____ PROVIDED DATA
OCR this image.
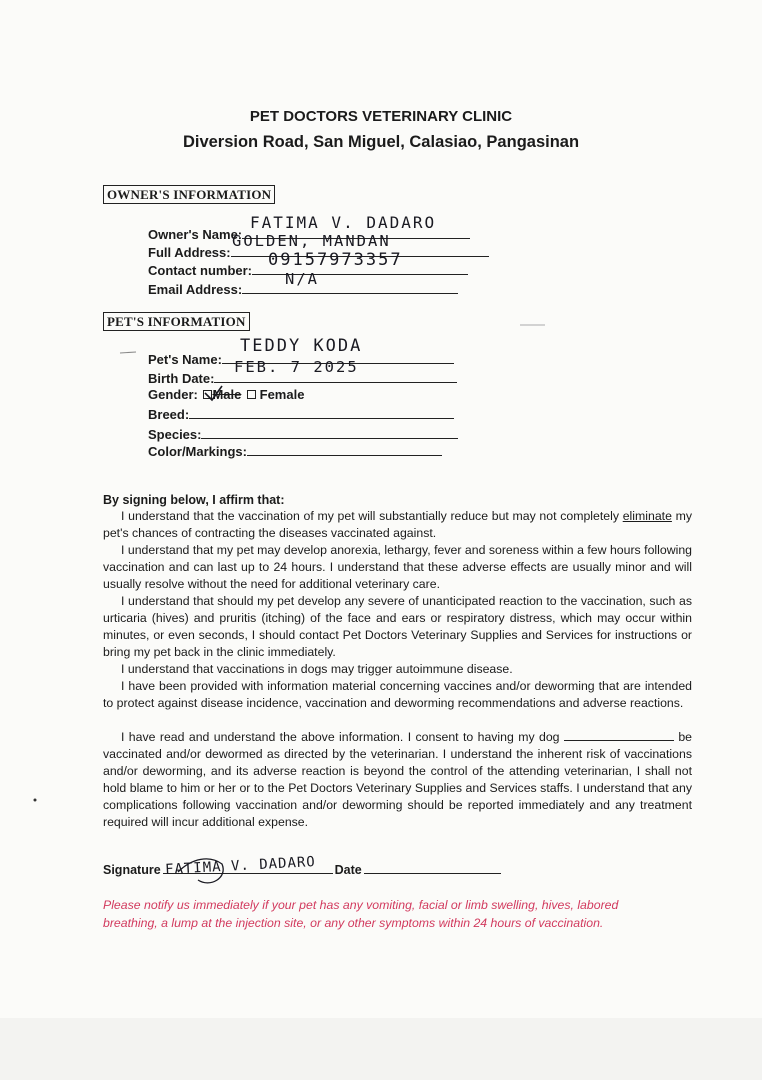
PET DOCTORS VETERINARY CLINIC
Diversion Road, San Miguel, Calasiao, Pangasinan
OWNER'S INFORMATION
Owner's Name:
FATIMA V. DADARO
Full Address:
GOLDEN, MANDAN
Contact number:
09157973357
Email Address:
N/A
PET'S INFORMATION
Pet's Name:
TEDDY KODA
Birth Date:
FEB. 7 2025
Gender: Male Female
Breed:
Species:
Color/Markings:
By signing below, I affirm that:

I understand that the vaccination of my pet will substantially reduce but may not completely eliminate my pet's chances of contracting the diseases vaccinated against.

I understand that my pet may develop anorexia, lethargy, fever and soreness within a few hours following vaccination and can last up to 24 hours. I understand that these adverse effects are usually minor and will usually resolve without the need for additional veterinary care.

I understand that should my pet develop any severe of unanticipated reaction to the vaccination, such as urticaria (hives) and pruritis (itching) of the face and ears or respiratory distress, which may occur within minutes, or even seconds, I should contact Pet Doctors Veterinary Supplies and Services for instructions or bring my pet back in the clinic immediately.

I understand that vaccinations in dogs may trigger autoimmune disease.

I have been provided with information material concerning vaccines and/or deworming that are intended to protect against disease incidence, vaccination and deworming recommendations and adverse reactions.

I have read and understand the above information. I consent to having my dog	be vaccinated and/or dewormed as directed by the veterinarian. I understand the inherent risk of vaccinations and/or deworming, and its adverse reaction is beyond the control of the attending veterinarian, I shall not hold blame to him or her or to the Pet Doctors Veterinary Supplies and Services staffs. I understand that any complications following vaccination and/or deworming should be reported immediately and any treatment required will incur additional expense.

Signature	Date
FATIMA V. DADARO

Please notify us immediately if your pet has any vomiting, facial or limb swelling, hives, labored breathing, a lump at the injection site, or any other symptoms within 24 hours of vaccination.
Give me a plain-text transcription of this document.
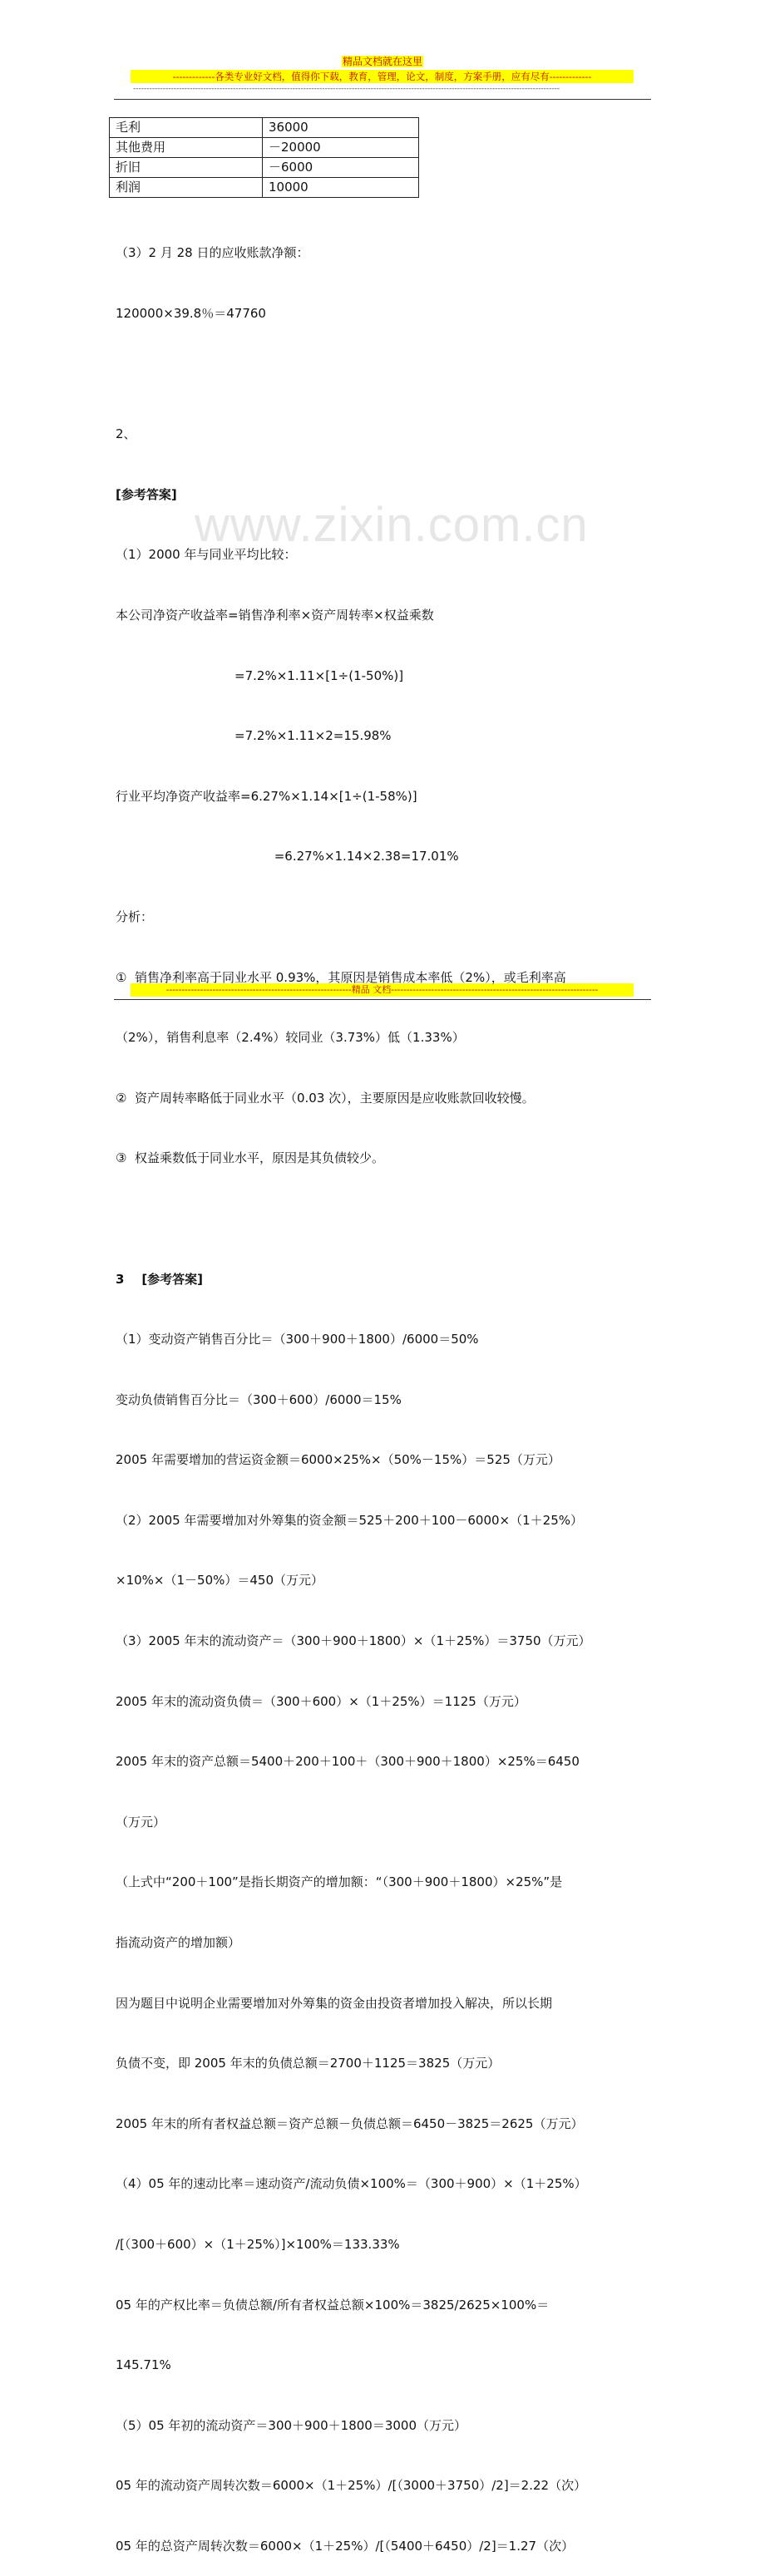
精品文档就在这里
-------------各类专业好文档，值得你下载，教育，管理，论文，制度，方案手册，应有尽有-------------
--------------------------------------------------------------------------------------------------------------------------------------------------------------
www.zixin.com.cn
毛利	36000
其他费用	－20000
折旧	－6000
利润	10000

（3）2 月 28 日的应收账款净额：

120000×39.8％＝47760

2、

[参考答案]

（1）2000 年与同业平均比较：

本公司净资产收益率=销售净利率×资产周转率×权益乘数

=7.2%×1.11×[1÷(1-50%)]

=7.2%×1.11×2=15.98%

行业平均净资产收益率=6.27%×1.14×[1÷(1-58%)]

=6.27%×1.14×2.38=17.01%

分析：

①  销售净利率高于同业水平 0.93%，其原因是销售成本率低（2%），或毛利率高

（2%），销售利息率（2.4%）较同业（3.73%）低（1.33%）

②  资产周转率略低于同业水平（0.03 次），主要原因是应收账款回收较慢。

③  权益乘数低于同业水平，原因是其负债较少。

3    [参考答案]

（1）变动资产销售百分比＝（300＋900＋1800）/6000＝50%

变动负债销售百分比＝（300＋600）/6000＝15%

2005 年需要增加的营运资金额＝6000×25%×（50%－15%）＝525（万元）

（2）2005 年需要增加对外筹集的资金额＝525＋200＋100－6000×（1＋25%）

×10%×（1－50%）＝450（万元）

（3）2005 年末的流动资产＝（300＋900＋1800）×（1＋25%）＝3750（万元）

2005 年末的流动资负债＝（300＋600）×（1＋25%）＝1125（万元）

2005 年末的资产总额＝5400＋200＋100＋（300＋900＋1800）×25%＝6450

（万元）

（上式中“200＋100”是指长期资产的增加额：“（300＋900＋1800）×25%”是

指流动资产的增加额）

因为题目中说明企业需要增加对外筹集的资金由投资者增加投入解决，所以长期

负债不变，即 2005 年末的负债总额＝2700＋1125＝3825（万元）

2005 年末的所有者权益总额＝资产总额－负债总额＝6450－3825＝2625（万元）

（4）05 年的速动比率＝速动资产/流动负债×100%＝（300＋900）×（1＋25%）

/[（300＋600）×（1＋25%）]×100%＝133.33%

05 年的产权比率＝负债总额/所有者权益总额×100%＝3825/2625×100%＝

145.71%

（5）05 年初的流动资产＝300＋900＋1800＝3000（万元）

05 年的流动资产周转次数＝6000×（1＋25%）/[（3000＋3750）/2]＝2.22（次）

05 年的总资产周转次数＝6000×（1＋25%）/[（5400＋6450）/2]＝1.27（次）

------------------------------------------------------------精品 文档-------------------------------------------------------------------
________
GIVEN TASK. Copy out each line of the data where the string "vaccinated" appears.

ANSWER.
I understand that the vaccination of my pet will substantially reduce but may not completely eliminate my pet's chances of contracting the diseases vaccinated against.
I have read and understand the above information. I consent to having my dog	be vaccinated and/or dewormed as directed by the veterinarian. I understand the inherent risk of vaccinations and/or deworming, and its adverse reaction is beyond the control of the attending veterinarian, I shall not hold blame to him or her or to the Pet Doctors Veterinary Supplies and Services staffs. I understand that any complications following vaccination and/or deworming should be reported immediately and any treatment required will incur additional expense.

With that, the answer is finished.